EXERCISE BRIEF
Would you extract the whole listing below and retype it exactly?

— Start DATASET RECORDS —

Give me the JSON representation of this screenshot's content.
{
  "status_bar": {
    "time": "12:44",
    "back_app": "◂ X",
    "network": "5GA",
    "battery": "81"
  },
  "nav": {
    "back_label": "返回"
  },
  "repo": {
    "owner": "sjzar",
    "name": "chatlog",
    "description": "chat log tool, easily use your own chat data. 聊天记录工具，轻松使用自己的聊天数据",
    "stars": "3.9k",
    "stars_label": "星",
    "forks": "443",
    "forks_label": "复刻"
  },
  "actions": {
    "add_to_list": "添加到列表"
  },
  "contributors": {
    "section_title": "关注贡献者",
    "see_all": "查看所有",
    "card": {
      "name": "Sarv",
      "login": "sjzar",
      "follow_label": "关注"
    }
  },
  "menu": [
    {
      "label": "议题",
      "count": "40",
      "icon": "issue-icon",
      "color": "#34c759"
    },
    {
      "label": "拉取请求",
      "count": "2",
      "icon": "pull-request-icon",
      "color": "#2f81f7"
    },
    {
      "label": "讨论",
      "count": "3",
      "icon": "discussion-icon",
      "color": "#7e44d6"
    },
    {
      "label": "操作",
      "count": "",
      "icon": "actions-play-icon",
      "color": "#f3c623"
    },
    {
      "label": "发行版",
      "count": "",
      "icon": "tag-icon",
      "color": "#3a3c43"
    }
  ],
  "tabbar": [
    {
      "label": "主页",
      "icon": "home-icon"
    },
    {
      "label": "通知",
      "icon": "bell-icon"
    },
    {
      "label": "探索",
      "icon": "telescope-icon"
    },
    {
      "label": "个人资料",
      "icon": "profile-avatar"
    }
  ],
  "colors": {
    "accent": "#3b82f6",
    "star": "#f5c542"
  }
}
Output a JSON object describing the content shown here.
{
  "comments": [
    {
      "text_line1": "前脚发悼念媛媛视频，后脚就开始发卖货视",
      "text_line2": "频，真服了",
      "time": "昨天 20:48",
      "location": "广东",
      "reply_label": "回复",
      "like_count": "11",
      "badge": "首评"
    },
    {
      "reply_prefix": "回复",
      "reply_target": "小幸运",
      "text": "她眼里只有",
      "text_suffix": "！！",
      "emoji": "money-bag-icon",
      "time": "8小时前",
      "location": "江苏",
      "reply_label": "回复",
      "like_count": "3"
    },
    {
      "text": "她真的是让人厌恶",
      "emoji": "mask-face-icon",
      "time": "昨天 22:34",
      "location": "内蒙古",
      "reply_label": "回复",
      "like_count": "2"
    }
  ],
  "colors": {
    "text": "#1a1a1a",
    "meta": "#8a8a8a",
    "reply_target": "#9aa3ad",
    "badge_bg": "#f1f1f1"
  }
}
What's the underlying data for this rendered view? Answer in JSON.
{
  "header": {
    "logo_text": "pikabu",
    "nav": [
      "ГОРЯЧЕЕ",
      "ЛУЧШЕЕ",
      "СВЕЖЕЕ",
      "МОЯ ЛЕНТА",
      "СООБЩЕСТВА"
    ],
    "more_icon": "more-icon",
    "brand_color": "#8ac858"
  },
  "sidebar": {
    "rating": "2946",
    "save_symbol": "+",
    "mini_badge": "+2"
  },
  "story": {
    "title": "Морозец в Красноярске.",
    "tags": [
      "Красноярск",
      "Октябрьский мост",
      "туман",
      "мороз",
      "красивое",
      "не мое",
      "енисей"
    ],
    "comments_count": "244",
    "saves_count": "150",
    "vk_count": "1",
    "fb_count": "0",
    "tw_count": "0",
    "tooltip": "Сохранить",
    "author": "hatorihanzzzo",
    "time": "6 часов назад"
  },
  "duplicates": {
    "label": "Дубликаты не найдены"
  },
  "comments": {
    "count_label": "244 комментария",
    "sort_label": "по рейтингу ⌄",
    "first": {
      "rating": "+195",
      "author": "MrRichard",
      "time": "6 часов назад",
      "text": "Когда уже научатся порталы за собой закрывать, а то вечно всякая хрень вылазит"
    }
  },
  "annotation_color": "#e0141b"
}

— End DATASET RECORDS —

RESULT FOR THIS EXERCISE
Give me the JSON representation of this screenshot's content.
{
  "status_bar": {
    "time": "12:44",
    "back_app": "◂ X",
    "network": "5GA",
    "battery": "81"
  },
  "nav": {
    "back_label": "返回"
  },
  "repo": {
    "owner": "sjzar",
    "name": "chatlog",
    "description": "chat log tool, easily use your own chat data. 聊天记录工具，轻松使用自己的聊天数据",
    "stars": "3.9k",
    "stars_label": "星",
    "forks": "443",
    "forks_label": "复刻"
  },
  "actions": {
    "add_to_list": "添加到列表"
  },
  "contributors": {
    "section_title": "关注贡献者",
    "see_all": "查看所有",
    "card": {
      "name": "Sarv",
      "login": "sjzar",
      "follow_label": "关注"
    }
  },
  "menu": [
    {
      "label": "议题",
      "count": "40",
      "icon": "issue-icon",
      "color": "#34c759"
    },
    {
      "label": "拉取请求",
      "count": "2",
      "icon": "pull-request-icon",
      "color": "#2f81f7"
    },
    {
      "label": "讨论",
      "count": "3",
      "icon": "discussion-icon",
      "color": "#7e44d6"
    },
    {
      "label": "操作",
      "count": "",
      "icon": "actions-play-icon",
      "color": "#f3c623"
    },
    {
      "label": "发行版",
      "count": "",
      "icon": "tag-icon",
      "color": "#3a3c43"
    }
  ],
  "tabbar": [
    {
      "label": "主页",
      "icon": "home-icon"
    },
    {
      "label": "通知",
      "icon": "bell-icon"
    },
    {
      "label": "探索",
      "icon": "telescope-icon"
    },
    {
      "label": "个人资料",
      "icon": "profile-avatar"
    }
  ],
  "colors": {
    "accent": "#3b82f6",
    "star": "#f5c542"
  }
}
Output a JSON object describing the content shown here.
{
  "comments": [
    {
      "text_line1": "前脚发悼念媛媛视频，后脚就开始发卖货视",
      "text_line2": "频，真服了",
      "time": "昨天 20:48",
      "location": "广东",
      "reply_label": "回复",
      "like_count": "11",
      "badge": "首评"
    },
    {
      "reply_prefix": "回复",
      "reply_target": "小幸运",
      "text": "她眼里只有",
      "text_suffix": "！！",
      "emoji": "money-bag-icon",
      "time": "8小时前",
      "location": "江苏",
      "reply_label": "回复",
      "like_count": "3"
    },
    {
      "text": "她真的是让人厌恶",
      "emoji": "mask-face-icon",
      "time": "昨天 22:34",
      "location": "内蒙古",
      "reply_label": "回复",
      "like_count": "2"
    }
  ],
  "colors": {
    "text": "#1a1a1a",
    "meta": "#8a8a8a",
    "reply_target": "#9aa3ad",
    "badge_bg": "#f1f1f1"
  }
}
What's the underlying data for this rendered view? Answer in JSON.
{
  "header": {
    "logo_text": "pikabu",
    "nav": [
      "ГОРЯЧЕЕ",
      "ЛУЧШЕЕ",
      "СВЕЖЕЕ",
      "МОЯ ЛЕНТА",
      "СООБЩЕСТВА"
    ],
    "more_icon": "more-icon",
    "brand_color": "#8ac858"
  },
  "sidebar": {
    "rating": "2946",
    "save_symbol": "+",
    "mini_badge": "+2"
  },
  "story": {
    "title": "Морозец в Красноярске.",
    "tags": [
      "Красноярск",
      "Октябрьский мост",
      "туман",
      "мороз",
      "красивое",
      "не мое",
      "енисей"
    ],
    "comments_count": "244",
    "saves_count": "150",
    "vk_count": "1",
    "fb_count": "0",
    "tw_count": "0",
    "tooltip": "Сохранить",
    "author": "hatorihanzzzo",
    "time": "6 часов назад"
  },
  "duplicates": {
    "label": "Дубликаты не найдены"
  },
  "comments": {
    "count_label": "244 комментария",
    "sort_label": "по рейтингу ⌄",
    "first": {
      "rating": "+195",
      "author": "MrRichard",
      "time": "6 часов назад",
      "text": "Когда уже научатся порталы за собой закрывать, а то вечно всякая хрень вылазит"
    }
  },
  "annotation_color": "#e0141b"
}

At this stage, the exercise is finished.